What the exercise asks: Reproduce the full listing that appears beneath this instruction exactly.

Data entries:
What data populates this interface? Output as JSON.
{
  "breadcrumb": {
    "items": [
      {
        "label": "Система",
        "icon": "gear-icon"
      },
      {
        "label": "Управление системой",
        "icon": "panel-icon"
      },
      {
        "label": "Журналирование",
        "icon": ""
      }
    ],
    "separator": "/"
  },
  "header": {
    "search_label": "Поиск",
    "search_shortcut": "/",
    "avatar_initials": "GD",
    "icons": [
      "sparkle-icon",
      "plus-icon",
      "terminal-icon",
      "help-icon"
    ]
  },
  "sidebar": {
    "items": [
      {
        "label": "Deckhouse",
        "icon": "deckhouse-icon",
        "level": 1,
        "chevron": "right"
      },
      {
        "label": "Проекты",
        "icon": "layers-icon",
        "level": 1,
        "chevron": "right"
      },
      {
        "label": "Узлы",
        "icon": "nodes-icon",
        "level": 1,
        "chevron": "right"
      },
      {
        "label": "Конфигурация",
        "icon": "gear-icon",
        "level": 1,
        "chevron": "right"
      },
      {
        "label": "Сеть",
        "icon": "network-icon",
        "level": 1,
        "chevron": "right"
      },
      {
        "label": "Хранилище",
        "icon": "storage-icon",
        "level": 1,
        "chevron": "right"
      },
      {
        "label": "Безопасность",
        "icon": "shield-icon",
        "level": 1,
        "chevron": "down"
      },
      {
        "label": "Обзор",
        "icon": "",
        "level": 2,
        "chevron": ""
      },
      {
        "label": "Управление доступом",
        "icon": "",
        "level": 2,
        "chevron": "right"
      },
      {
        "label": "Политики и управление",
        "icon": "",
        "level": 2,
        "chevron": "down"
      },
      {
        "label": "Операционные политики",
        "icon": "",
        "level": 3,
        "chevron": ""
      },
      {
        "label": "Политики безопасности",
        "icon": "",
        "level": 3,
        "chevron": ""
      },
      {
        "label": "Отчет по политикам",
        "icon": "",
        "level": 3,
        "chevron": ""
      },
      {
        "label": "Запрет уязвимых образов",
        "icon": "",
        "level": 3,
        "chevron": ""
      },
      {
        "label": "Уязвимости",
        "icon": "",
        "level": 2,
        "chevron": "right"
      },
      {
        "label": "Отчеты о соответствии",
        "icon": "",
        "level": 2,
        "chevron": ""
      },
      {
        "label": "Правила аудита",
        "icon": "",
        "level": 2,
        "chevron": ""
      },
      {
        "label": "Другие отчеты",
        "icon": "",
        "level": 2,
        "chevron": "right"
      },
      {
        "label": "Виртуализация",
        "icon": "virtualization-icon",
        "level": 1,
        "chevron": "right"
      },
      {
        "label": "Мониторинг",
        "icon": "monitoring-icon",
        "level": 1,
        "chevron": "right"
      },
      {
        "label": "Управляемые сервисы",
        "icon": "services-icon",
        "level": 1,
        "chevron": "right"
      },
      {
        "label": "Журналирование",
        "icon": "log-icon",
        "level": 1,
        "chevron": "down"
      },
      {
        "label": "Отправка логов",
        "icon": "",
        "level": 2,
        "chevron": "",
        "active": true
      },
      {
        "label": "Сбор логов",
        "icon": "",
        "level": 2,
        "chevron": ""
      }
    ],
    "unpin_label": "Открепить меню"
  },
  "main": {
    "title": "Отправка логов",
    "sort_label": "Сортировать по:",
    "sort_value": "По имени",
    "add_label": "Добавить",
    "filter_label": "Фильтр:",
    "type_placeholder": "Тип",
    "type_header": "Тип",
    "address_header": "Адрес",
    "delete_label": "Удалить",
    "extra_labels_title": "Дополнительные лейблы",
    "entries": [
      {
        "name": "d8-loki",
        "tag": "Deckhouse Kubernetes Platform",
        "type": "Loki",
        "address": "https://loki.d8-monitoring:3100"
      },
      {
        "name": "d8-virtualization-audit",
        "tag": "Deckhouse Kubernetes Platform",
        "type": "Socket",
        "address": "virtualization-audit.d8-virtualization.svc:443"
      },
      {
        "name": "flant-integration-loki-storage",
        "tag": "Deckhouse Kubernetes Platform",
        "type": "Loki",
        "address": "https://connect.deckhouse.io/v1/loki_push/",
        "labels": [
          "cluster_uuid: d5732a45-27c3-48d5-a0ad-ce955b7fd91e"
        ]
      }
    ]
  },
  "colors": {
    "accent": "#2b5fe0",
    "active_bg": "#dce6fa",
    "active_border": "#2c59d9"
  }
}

Output for this exercise:
What data populates this interface? Output as JSON.
{
  "breadcrumb": {
    "items": [
      {
        "label": "Система",
        "icon": "gear-icon"
      },
      {
        "label": "Управление системой",
        "icon": "panel-icon"
      },
      {
        "label": "Журналирование",
        "icon": ""
      }
    ],
    "separator": "/"
  },
  "header": {
    "search_label": "Поиск",
    "search_shortcut": "/",
    "avatar_initials": "GD",
    "icons": [
      "sparkle-icon",
      "plus-icon",
      "terminal-icon",
      "help-icon"
    ]
  },
  "sidebar": {
    "items": [
      {
        "label": "Deckhouse",
        "icon": "deckhouse-icon",
        "level": 1,
        "chevron": "right"
      },
      {
        "label": "Проекты",
        "icon": "layers-icon",
        "level": 1,
        "chevron": "right"
      },
      {
        "label": "Узлы",
        "icon": "nodes-icon",
        "level": 1,
        "chevron": "right"
      },
      {
        "label": "Конфигурация",
        "icon": "gear-icon",
        "level": 1,
        "chevron": "right"
      },
      {
        "label": "Сеть",
        "icon": "network-icon",
        "level": 1,
        "chevron": "right"
      },
      {
        "label": "Хранилище",
        "icon": "storage-icon",
        "level": 1,
        "chevron": "right"
      },
      {
        "label": "Безопасность",
        "icon": "shield-icon",
        "level": 1,
        "chevron": "down"
      },
      {
        "label": "Обзор",
        "icon": "",
        "level": 2,
        "chevron": ""
      },
      {
        "label": "Управление доступом",
        "icon": "",
        "level": 2,
        "chevron": "right"
      },
      {
        "label": "Политики и управление",
        "icon": "",
        "level": 2,
        "chevron": "down"
      },
      {
        "label": "Операционные политики",
        "icon": "",
        "level": 3,
        "chevron": ""
      },
      {
        "label": "Политики безопасности",
        "icon": "",
        "level": 3,
        "chevron": ""
      },
      {
        "label": "Отчет по политикам",
        "icon": "",
        "level": 3,
        "chevron": ""
      },
      {
        "label": "Запрет уязвимых образов",
        "icon": "",
        "level": 3,
        "chevron": ""
      },
      {
        "label": "Уязвимости",
        "icon": "",
        "level": 2,
        "chevron": "right"
      },
      {
        "label": "Отчеты о соответствии",
        "icon": "",
        "level": 2,
        "chevron": ""
      },
      {
        "label": "Правила аудита",
        "icon": "",
        "level": 2,
        "chevron": ""
      },
      {
        "label": "Другие отчеты",
        "icon": "",
        "level": 2,
        "chevron": "right"
      },
      {
        "label": "Виртуализация",
        "icon": "virtualization-icon",
        "level": 1,
        "chevron": "right"
      },
      {
        "label": "Мониторинг",
        "icon": "monitoring-icon",
        "level": 1,
        "chevron": "right"
      },
      {
        "label": "Управляемые сервисы",
        "icon": "services-icon",
        "level": 1,
        "chevron": "right"
      },
      {
        "label": "Журналирование",
        "icon": "log-icon",
        "level": 1,
        "chevron": "down"
      },
      {
        "label": "Отправка логов",
        "icon": "",
        "level": 2,
        "chevron": "",
        "active": true
      },
      {
        "label": "Сбор логов",
        "icon": "",
        "level": 2,
        "chevron": ""
      }
    ],
    "unpin_label": "Открепить меню"
  },
  "main": {
    "title": "Отправка логов",
    "sort_label": "Сортировать по:",
    "sort_value": "По имени",
    "add_label": "Добавить",
    "filter_label": "Фильтр:",
    "type_placeholder": "Тип",
    "type_header": "Тип",
    "address_header": "Адрес",
    "delete_label": "Удалить",
    "extra_labels_title": "Дополнительные лейблы",
    "entries": [
      {
        "name": "d8-loki",
        "tag": "Deckhouse Kubernetes Platform",
        "type": "Loki",
        "address": "https://loki.d8-monitoring:3100"
      },
      {
        "name": "d8-virtualization-audit",
        "tag": "Deckhouse Kubernetes Platform",
        "type": "Socket",
        "address": "virtualization-audit.d8-virtualization.svc:443"
      },
      {
        "name": "flant-integration-loki-storage",
        "tag": "Deckhouse Kubernetes Platform",
        "type": "Loki",
        "address": "https://connect.deckhouse.io/v1/loki_push/",
        "labels": [
          "cluster_uuid: d5732a45-27c3-48d5-a0ad-ce955b7fd91e"
        ]
      }
    ]
  },
  "colors": {
    "accent": "#2b5fe0",
    "active_bg": "#dce6fa",
    "active_border": "#2c59d9"
  }
}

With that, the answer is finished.